- _STATED EXERCISE 1_:
Decide whether each statement below agrees with the forum thread on Uber. For (a), (b) and (c), answer yes or no and quote the words of the thread that decide it.
(a) One poster predicts that Uber will fill several episodes of "American greed" within a couple of years.
(b) UberRidiculous's estimate assumes 3,000 rides per day in each market.
(c) phillipzx3 says that two drivers replace each one who leaves.
- _STATED EXERCISE 2_: From the records, echo the part that opens with the line containing "subhead-row: 1 Multiple" and closes with the line containing "psum-block-1: Psum 1". Include both of those lines.

I highly doubt that will happen. Uber always pushes the envelope right to the edge, then like a Mission Impossible Ninja, Uber narrowly escapes. Money buys a lot of narrow escapes.


----------



## secretadmirer (Jul 19, 2015)

In a couple of years, uber will fill up several episodes of "American greed".


----------



## Dts08 (Feb 25, 2015)

Everyone alway speak of Uber's valuation but don't seem to realize that us drivers are what they place their value on...none of it works with out us...I wish more we awake to this fact..


----------



## UberRidiculous (May 19, 2015)

Dts08 said:


> Everyone alway speak of Uber's valuation but don't seem to realize that us drivers are what they place their value on...none of it works with out us...I wish more we awake to this fact..


Yes and no. Uber needs drivers yes, but drivers are too easy to replace at almost any fare rate. Apparently it's so easy to con people into driving at 'loss inducing rates/per mile' which eat away at most driver's car equity, that 'the drivers' are really a 'non-issue'. 
As long as Uber has enough drivers who confuse 'cash flow' for 'income' then Uber's business model (the con) along with Uber's valuation is sustainable.


----------



## UberRidiculous (May 19, 2015)

Also Uber's valuation is only based on drivers to the extent that Uber has enough drivers to collect riders SRF $1 plus the %. 300 Uber markets! Thousands of riders per day, per market. Even if only 1000 rides per day per market, that is 300,000 rides per day for Uber in SRF $1, THAT'S $300,000/day! And certainly markets are doing well more than only 1000 rides a day.


----------



## phillipzx3 (May 26, 2015)

Dts08 said:


> Everyone alway speak of Uber's valuation but don't seem to realize that us drivers are what they place their value on...none of it works with out us...I wish more we awake to this fact..


UberX drivers are a dime a dozen. Like roaches, one leaves....three take his/her place.


----------



## chi1cabby (May 28, 2014)

- _RECORDS SHOWN_:
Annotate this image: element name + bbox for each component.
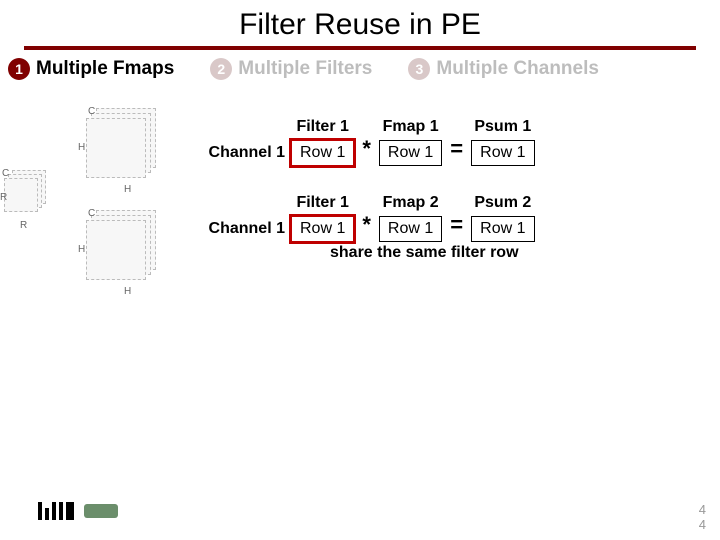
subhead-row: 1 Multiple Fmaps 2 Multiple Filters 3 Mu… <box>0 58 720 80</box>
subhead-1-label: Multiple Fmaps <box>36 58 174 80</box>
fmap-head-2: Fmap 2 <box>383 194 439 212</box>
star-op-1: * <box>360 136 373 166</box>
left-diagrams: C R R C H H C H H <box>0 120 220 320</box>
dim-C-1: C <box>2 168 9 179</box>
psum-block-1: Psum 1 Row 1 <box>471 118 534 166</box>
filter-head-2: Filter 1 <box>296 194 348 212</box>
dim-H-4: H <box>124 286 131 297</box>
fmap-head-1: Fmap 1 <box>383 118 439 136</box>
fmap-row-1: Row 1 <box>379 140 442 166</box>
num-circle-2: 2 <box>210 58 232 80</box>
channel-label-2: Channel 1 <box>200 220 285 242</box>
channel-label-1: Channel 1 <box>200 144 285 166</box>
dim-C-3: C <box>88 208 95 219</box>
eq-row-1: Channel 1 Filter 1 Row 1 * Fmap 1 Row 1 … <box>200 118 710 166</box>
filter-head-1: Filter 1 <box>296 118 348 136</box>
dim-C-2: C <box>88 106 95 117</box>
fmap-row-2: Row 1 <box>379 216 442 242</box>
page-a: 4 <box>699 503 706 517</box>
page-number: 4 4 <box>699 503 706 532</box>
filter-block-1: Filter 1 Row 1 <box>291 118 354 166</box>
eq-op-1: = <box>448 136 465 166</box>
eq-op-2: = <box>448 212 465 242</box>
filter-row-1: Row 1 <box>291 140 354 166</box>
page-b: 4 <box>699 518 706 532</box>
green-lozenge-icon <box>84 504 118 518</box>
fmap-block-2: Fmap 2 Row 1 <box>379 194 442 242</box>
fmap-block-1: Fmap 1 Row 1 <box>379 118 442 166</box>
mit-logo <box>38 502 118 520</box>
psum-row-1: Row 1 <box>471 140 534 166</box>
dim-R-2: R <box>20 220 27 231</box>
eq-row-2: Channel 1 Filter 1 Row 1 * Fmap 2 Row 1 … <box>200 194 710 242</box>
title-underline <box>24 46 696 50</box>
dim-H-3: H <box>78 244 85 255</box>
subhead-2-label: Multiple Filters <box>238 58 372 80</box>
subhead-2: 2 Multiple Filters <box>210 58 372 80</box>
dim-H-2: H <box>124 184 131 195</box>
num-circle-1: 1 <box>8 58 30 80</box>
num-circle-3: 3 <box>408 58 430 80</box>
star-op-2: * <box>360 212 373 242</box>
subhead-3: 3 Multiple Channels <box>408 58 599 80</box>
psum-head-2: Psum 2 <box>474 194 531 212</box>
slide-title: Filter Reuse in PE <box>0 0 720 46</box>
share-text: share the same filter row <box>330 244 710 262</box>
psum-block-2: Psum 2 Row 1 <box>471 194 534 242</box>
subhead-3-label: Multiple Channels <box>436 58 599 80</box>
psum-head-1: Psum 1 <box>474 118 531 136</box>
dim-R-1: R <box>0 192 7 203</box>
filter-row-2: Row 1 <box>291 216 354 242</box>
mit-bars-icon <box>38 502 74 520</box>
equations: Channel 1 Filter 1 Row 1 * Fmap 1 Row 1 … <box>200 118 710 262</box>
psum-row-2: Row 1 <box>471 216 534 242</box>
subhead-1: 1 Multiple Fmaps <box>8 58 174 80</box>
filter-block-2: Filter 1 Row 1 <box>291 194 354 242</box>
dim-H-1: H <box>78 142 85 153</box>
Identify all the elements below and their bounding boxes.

- _TASK OUTPUT 1_:
(a) Yes: "In a couple of years, uber will fill up several episodes of "American greed"."
(b) No: "Even if only 1000 rides per day per market, that is 300,000 rides per day for Uber in SRF $1"
(c) No: "Like roaches, one leaves....three take his/her place."

- _TASK OUTPUT 2_:
subhead-row: 1 Multiple Fmaps 2 Multiple Filters 3 Mu… <box>0 58 720 80</box>
subhead-1-label: Multiple Fmaps <box>36 58 174 80</box>
fmap-head-2: Fmap 2 <box>383 194 439 212</box>
star-op-1: * <box>360 136 373 166</box>
left-diagrams: C R R C H H C H H <box>0 120 220 320</box>
dim-C-1: C <box>2 168 9 179</box>
psum-block-1: Psum 1 Row 1 <box>471 118 534 166</box>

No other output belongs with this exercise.